Data entries

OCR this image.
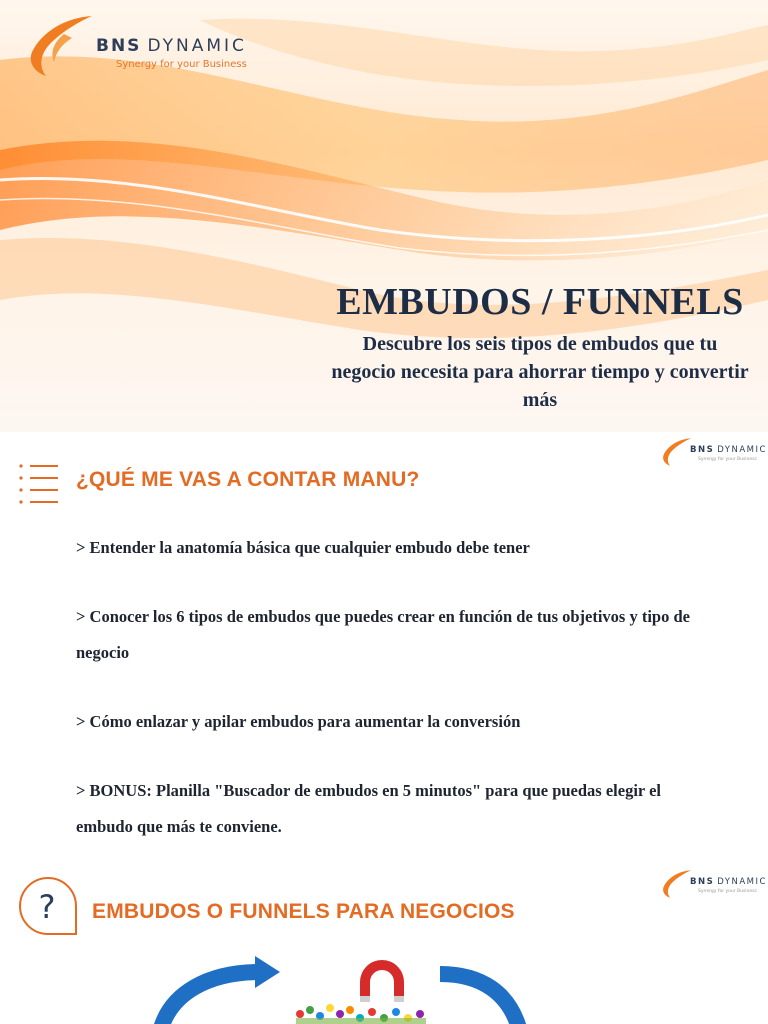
BNS DYNAMIC
Synergy for your Business
EMBUDOS / FUNNELS

Descubre los seis tipos de embudos que tu negocio necesita para ahorrar tiempo y convertir más

¿QUÉ ME VAS A CONTAR MANU?
BNS DYNAMIC
Synergy for your Business

> Entender la anatomía básica que cualquier embudo debe tener

> Conocer los 6 tipos de embudos que puedes crear en función de tus objetivos y tipo de negocio

> Cómo enlazar y apilar embudos para aumentar la conversión

> BONUS: Planilla "Buscador de embudos en 5 minutos" para que puedas elegir el embudo que más te conviene.

? EMBUDOS O FUNNELS PARA NEGOCIOS
BNS DYNAMIC
Synergy for your Business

**Directive:** Reproduce the material above verbatim; omit every picture.

**Answer to this task:**
OCR this image.
BNS DYNAMIC
Synergy for your Business
EMBUDOS / FUNNELS

Descubre los seis tipos de embudos que tu negocio necesita para ahorrar tiempo y convertir más

¿QUÉ ME VAS A CONTAR MANU?
BNS DYNAMIC
Synergy for your Business

> Entender la anatomía básica que cualquier embudo debe tener

> Conocer los 6 tipos de embudos que puedes crear en función de tus objetivos y tipo de negocio

> Cómo enlazar y apilar embudos para aumentar la conversión

> BONUS: Planilla "Buscador de embudos en 5 minutos" para que puedas elegir el embudo que más te conviene.

? EMBUDOS O FUNNELS PARA NEGOCIOS
BNS DYNAMIC
Synergy for your Business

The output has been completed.